Extracted data entries:
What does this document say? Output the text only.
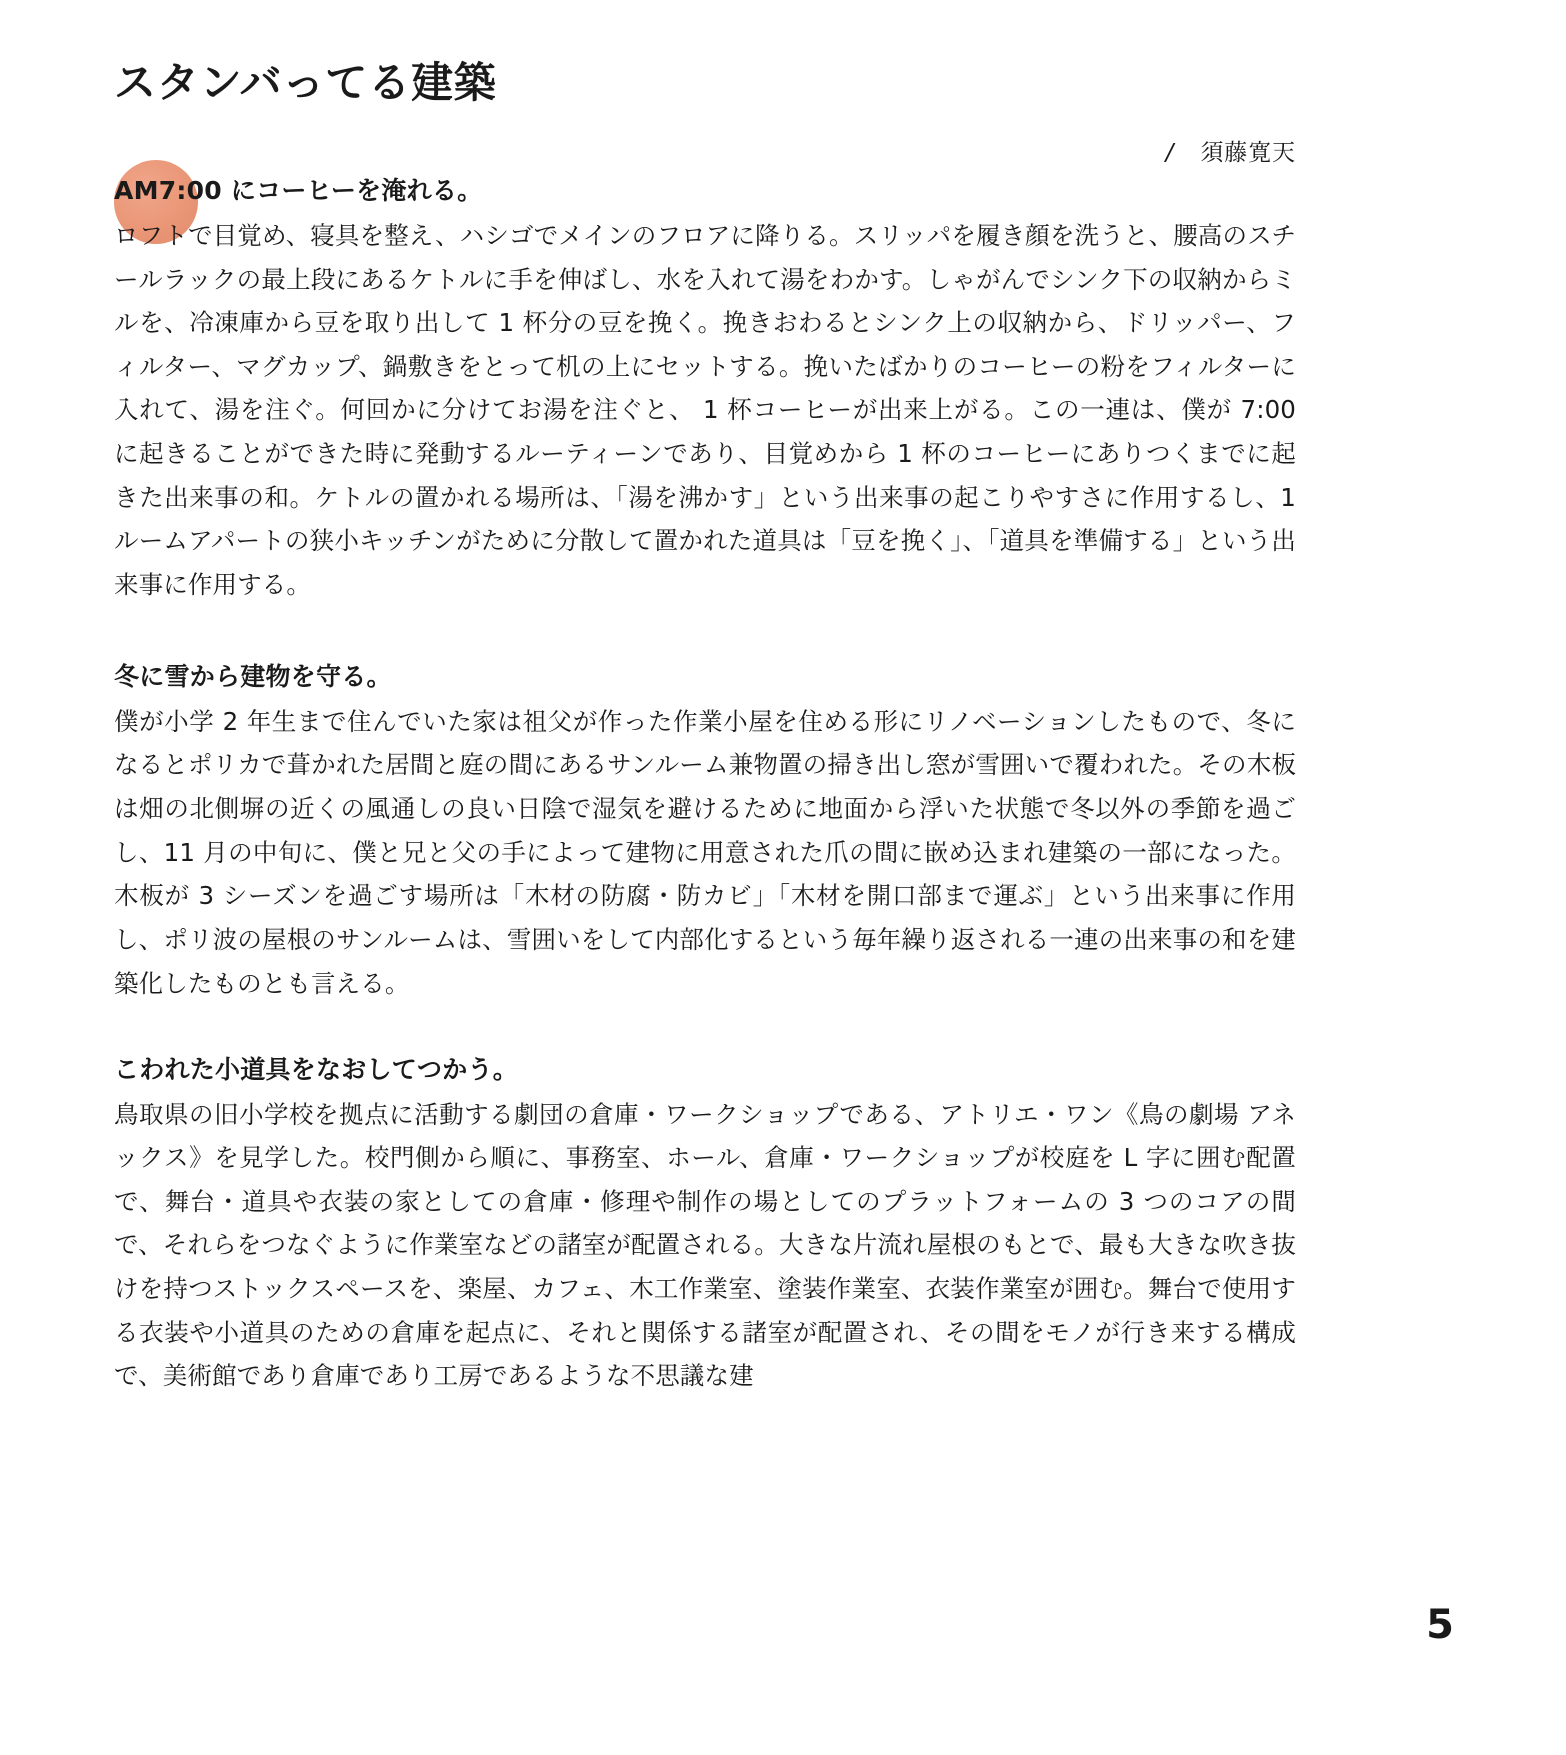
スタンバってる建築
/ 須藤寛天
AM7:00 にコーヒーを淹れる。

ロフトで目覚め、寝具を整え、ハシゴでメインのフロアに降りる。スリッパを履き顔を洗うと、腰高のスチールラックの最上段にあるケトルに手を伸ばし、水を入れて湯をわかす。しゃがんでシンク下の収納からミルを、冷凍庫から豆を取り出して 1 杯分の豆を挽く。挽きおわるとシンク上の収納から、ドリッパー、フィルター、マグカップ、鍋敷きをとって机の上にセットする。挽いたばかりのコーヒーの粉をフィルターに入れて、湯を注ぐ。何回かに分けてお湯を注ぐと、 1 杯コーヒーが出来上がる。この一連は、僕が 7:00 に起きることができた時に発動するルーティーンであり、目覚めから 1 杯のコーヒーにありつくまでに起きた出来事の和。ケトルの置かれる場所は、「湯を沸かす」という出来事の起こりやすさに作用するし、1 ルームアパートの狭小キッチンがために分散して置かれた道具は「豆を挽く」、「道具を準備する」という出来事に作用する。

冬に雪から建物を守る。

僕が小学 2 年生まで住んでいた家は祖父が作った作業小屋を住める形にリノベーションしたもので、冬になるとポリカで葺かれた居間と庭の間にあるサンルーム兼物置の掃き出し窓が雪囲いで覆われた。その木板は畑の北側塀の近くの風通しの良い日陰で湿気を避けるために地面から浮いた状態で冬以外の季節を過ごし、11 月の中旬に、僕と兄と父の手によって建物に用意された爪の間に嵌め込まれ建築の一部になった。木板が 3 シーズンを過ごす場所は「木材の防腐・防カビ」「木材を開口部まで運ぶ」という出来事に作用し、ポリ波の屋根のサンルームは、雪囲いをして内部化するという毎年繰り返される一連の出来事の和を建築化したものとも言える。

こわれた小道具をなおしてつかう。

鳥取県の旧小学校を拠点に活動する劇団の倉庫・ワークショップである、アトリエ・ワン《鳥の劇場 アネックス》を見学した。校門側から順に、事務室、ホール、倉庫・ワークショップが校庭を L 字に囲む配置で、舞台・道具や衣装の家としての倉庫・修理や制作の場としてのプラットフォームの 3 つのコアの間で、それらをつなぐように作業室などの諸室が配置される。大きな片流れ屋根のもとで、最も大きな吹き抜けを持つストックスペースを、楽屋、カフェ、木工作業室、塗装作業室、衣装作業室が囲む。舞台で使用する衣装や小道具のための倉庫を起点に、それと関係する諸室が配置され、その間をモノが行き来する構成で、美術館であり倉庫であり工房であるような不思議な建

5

(TASK DESCRIPTION):
The records above must be echoed exactly, minus their pictures.

(CORRECT OUTPUT):
What does this document say? Output the text only.
スタンバってる建築
/ 須藤寛天
AM7:00 にコーヒーを淹れる。

ロフトで目覚め、寝具を整え、ハシゴでメインのフロアに降りる。スリッパを履き顔を洗うと、腰高のスチールラックの最上段にあるケトルに手を伸ばし、水を入れて湯をわかす。しゃがんでシンク下の収納からミルを、冷凍庫から豆を取り出して 1 杯分の豆を挽く。挽きおわるとシンク上の収納から、ドリッパー、フィルター、マグカップ、鍋敷きをとって机の上にセットする。挽いたばかりのコーヒーの粉をフィルターに入れて、湯を注ぐ。何回かに分けてお湯を注ぐと、 1 杯コーヒーが出来上がる。この一連は、僕が 7:00 に起きることができた時に発動するルーティーンであり、目覚めから 1 杯のコーヒーにありつくまでに起きた出来事の和。ケトルの置かれる場所は、「湯を沸かす」という出来事の起こりやすさに作用するし、1 ルームアパートの狭小キッチンがために分散して置かれた道具は「豆を挽く」、「道具を準備する」という出来事に作用する。

冬に雪から建物を守る。

僕が小学 2 年生まで住んでいた家は祖父が作った作業小屋を住める形にリノベーションしたもので、冬になるとポリカで葺かれた居間と庭の間にあるサンルーム兼物置の掃き出し窓が雪囲いで覆われた。その木板は畑の北側塀の近くの風通しの良い日陰で湿気を避けるために地面から浮いた状態で冬以外の季節を過ごし、11 月の中旬に、僕と兄と父の手によって建物に用意された爪の間に嵌め込まれ建築の一部になった。木板が 3 シーズンを過ごす場所は「木材の防腐・防カビ」「木材を開口部まで運ぶ」という出来事に作用し、ポリ波の屋根のサンルームは、雪囲いをして内部化するという毎年繰り返される一連の出来事の和を建築化したものとも言える。

こわれた小道具をなおしてつかう。

鳥取県の旧小学校を拠点に活動する劇団の倉庫・ワークショップである、アトリエ・ワン《鳥の劇場 アネックス》を見学した。校門側から順に、事務室、ホール、倉庫・ワークショップが校庭を L 字に囲む配置で、舞台・道具や衣装の家としての倉庫・修理や制作の場としてのプラットフォームの 3 つのコアの間で、それらをつなぐように作業室などの諸室が配置される。大きな片流れ屋根のもとで、最も大きな吹き抜けを持つストックスペースを、楽屋、カフェ、木工作業室、塗装作業室、衣装作業室が囲む。舞台で使用する衣装や小道具のための倉庫を起点に、それと関係する諸室が配置され、その間をモノが行き来する構成で、美術館であり倉庫であり工房であるような不思議な建

5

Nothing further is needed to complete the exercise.